Check every line of the entries that follow, and copy the ones containing "this".

• • •

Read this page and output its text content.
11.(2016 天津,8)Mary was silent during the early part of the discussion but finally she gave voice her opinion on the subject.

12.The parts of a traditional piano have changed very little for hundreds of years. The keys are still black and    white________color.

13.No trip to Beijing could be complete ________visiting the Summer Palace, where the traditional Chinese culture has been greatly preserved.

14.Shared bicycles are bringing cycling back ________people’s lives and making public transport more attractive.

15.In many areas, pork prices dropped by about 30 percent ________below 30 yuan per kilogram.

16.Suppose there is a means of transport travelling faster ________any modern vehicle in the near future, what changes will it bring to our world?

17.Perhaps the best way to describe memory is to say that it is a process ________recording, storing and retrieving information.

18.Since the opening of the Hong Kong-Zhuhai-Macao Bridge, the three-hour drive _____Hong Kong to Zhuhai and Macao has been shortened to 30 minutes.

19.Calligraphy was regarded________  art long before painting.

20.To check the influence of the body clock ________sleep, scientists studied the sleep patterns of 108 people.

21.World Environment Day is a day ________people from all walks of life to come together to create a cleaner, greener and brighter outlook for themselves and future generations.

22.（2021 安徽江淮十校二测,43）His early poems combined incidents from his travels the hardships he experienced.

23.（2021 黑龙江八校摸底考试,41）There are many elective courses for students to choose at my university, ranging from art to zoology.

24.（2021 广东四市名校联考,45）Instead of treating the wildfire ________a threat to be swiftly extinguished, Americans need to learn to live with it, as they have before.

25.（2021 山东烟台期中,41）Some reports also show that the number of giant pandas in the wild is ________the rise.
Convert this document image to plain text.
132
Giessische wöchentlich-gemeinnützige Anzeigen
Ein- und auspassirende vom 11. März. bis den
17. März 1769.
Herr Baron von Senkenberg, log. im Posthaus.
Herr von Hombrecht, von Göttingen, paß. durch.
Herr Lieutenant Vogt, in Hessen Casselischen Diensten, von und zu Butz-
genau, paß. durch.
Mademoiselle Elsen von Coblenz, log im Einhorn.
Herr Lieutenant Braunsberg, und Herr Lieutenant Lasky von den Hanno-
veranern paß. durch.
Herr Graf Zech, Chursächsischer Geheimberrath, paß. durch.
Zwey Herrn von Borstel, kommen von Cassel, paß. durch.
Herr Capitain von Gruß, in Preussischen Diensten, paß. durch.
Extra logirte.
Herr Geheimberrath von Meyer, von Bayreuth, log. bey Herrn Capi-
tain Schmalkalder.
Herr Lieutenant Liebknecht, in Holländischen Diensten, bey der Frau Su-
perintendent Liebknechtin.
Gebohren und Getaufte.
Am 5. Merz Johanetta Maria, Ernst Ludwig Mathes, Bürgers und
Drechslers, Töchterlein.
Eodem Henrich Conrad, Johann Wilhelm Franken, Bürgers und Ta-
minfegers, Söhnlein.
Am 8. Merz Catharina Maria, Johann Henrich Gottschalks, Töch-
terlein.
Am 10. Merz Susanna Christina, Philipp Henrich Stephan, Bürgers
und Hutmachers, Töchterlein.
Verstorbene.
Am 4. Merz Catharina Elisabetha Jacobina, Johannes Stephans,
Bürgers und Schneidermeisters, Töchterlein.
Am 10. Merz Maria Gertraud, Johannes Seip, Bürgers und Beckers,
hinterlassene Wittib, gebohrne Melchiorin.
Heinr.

• • •

▶ _Finished exercise_
Read this page and output its text content.
Convert this document image to plain text.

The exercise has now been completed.